Задание a:
Ответьте по отрывку на три вопроса:
(i) Как называется упомянутый рассказ Василия Шукшина?
(ii) Что Василий повез продавать в город?
(iii) Чем Василий пробил кому-то голову в потасовке?

Отрывок:
━━━━━━━━
Ты должен сделать добро из зла, потому что его больше не из чего сделать.
Р.Уоррен
«Поздним вечером она села в поезд и поехала. «Ничего, добрые люди помогут». Она верила, что помогут».
Так заканчивается рассказ Василия Шукшина «Материнское сердце». Его героиня отправилась из деревни в краевые организации хлопотать за арестованного сына. Василий поехал в город продать сало (он собирался жениться, и очень были нужны деньги). С базара завернул в винный ларек «смазать» стакан-другой красного. И пошло-поехало! Банкет продолжился в случайной девичьей компании, где его опоили, обо-брали и выбросили на улицу. Кончился предсвадебный вояж потасовкой, в которой он ременной пряжкой пробил кому-то голову. Драчуна поместили в КПЗ, пострадавшего – в больницу. Вот мать и кинулась по инстанциям спасать сына от тюрьмы.
Помогли ли ей добрые люди, мы не знаем. А в истории, о которой расскажу я, матери действительно помогли. Причем те, помощи от кого она могла ждать меньше всего.
«Милые, дорогие мои!
━━━━━━━━
Задание b: Воспроизведите без изменений записи от самой первой до строки, содержащей «List UI elements», включительно.

[Сохранённые записи]
━━━━━━━━
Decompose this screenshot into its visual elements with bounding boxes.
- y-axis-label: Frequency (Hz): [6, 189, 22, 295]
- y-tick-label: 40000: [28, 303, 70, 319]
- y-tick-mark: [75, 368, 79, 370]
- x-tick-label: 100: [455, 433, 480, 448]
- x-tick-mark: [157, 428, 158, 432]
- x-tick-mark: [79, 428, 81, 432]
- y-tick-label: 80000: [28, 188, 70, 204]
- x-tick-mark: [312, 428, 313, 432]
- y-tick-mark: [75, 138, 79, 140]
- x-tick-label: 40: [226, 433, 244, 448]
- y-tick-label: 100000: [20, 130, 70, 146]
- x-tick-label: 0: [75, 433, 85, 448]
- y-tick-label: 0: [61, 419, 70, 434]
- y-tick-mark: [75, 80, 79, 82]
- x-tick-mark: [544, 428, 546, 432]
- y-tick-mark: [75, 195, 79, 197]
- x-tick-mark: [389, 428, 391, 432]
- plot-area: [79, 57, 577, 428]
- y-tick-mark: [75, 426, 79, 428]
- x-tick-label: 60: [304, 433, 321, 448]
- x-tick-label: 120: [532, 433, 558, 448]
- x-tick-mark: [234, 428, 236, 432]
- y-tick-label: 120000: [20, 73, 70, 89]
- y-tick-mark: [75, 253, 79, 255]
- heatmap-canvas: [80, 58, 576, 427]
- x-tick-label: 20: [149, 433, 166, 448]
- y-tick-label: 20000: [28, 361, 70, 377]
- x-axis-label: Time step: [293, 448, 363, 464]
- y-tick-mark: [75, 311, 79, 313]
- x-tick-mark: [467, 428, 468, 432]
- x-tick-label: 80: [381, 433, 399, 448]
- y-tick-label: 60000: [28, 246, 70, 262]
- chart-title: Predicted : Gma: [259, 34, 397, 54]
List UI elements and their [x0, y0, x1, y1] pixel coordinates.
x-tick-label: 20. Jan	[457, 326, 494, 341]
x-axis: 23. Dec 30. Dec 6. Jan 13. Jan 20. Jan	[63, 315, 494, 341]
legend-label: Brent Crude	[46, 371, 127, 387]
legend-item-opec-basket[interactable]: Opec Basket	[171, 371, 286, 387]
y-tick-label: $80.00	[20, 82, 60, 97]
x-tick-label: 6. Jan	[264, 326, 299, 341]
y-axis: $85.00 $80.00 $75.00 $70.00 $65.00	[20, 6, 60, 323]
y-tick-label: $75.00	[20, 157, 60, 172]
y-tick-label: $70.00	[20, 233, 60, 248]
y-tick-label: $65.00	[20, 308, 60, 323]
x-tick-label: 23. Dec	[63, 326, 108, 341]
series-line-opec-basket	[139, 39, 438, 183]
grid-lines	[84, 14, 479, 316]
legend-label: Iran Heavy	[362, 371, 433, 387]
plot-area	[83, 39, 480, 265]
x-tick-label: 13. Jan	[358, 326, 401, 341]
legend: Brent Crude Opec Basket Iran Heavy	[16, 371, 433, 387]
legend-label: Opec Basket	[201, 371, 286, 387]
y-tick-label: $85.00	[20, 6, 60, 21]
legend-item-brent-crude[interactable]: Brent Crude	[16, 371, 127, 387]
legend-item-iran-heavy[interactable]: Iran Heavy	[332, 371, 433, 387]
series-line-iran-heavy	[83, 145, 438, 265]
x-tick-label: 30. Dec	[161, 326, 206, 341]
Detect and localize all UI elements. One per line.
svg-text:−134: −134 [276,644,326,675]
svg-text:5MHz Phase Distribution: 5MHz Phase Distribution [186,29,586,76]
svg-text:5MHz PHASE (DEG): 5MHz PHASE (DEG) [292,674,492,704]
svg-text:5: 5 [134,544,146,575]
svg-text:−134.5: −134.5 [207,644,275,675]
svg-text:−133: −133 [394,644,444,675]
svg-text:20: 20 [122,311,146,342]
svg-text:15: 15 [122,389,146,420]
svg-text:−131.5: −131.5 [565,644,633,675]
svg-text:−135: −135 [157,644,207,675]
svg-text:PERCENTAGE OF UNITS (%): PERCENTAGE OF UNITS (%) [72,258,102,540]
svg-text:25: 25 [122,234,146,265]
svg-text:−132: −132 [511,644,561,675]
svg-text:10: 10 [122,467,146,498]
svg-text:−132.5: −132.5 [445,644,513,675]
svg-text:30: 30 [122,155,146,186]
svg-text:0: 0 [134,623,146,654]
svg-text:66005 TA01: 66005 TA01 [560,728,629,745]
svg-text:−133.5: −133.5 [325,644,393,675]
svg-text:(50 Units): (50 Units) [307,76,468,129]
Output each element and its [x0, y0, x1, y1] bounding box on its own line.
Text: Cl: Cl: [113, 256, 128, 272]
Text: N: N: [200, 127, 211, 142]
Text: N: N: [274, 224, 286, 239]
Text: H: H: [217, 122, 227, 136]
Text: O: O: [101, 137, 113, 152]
━━━━━━━━
Образец ответа a:
(i) «Материнское сердце».
(ii) Сало.
(iii) Ременной пряжкой.

Образец ответа b:
Decompose this screenshot into its visual elements with bounding boxes.
- y-axis-label: Frequency (Hz): [6, 189, 22, 295]
- y-tick-label: 40000: [28, 303, 70, 319]
- y-tick-mark: [75, 368, 79, 370]
- x-tick-label: 100: [455, 433, 480, 448]
- x-tick-mark: [157, 428, 158, 432]
- x-tick-mark: [79, 428, 81, 432]
- y-tick-label: 80000: [28, 188, 70, 204]
- x-tick-mark: [312, 428, 313, 432]
- y-tick-mark: [75, 138, 79, 140]
- x-tick-label: 40: [226, 433, 244, 448]
- y-tick-label: 100000: [20, 130, 70, 146]
- x-tick-label: 0: [75, 433, 85, 448]
- y-tick-label: 0: [61, 419, 70, 434]
- y-tick-mark: [75, 80, 79, 82]
- x-tick-mark: [544, 428, 546, 432]
- y-tick-mark: [75, 195, 79, 197]
- x-tick-mark: [389, 428, 391, 432]
- plot-area: [79, 57, 577, 428]
- y-tick-mark: [75, 426, 79, 428]
- x-tick-label: 60: [304, 433, 321, 448]
- x-tick-label: 120: [532, 433, 558, 448]
- x-tick-mark: [234, 428, 236, 432]
- y-tick-label: 120000: [20, 73, 70, 89]
- y-tick-mark: [75, 253, 79, 255]
- heatmap-canvas: [80, 58, 576, 427]
- x-tick-label: 20: [149, 433, 166, 448]
- y-tick-label: 20000: [28, 361, 70, 377]
- x-axis-label: Time step: [293, 448, 363, 464]
- y-tick-mark: [75, 311, 79, 313]
- x-tick-mark: [467, 428, 468, 432]
- x-tick-label: 80: [381, 433, 399, 448]
- y-tick-label: 60000: [28, 246, 70, 262]
- chart-title: Predicted : Gma: [259, 34, 397, 54]
List UI elements and their [x0, y0, x1, y1] pixel coordinates.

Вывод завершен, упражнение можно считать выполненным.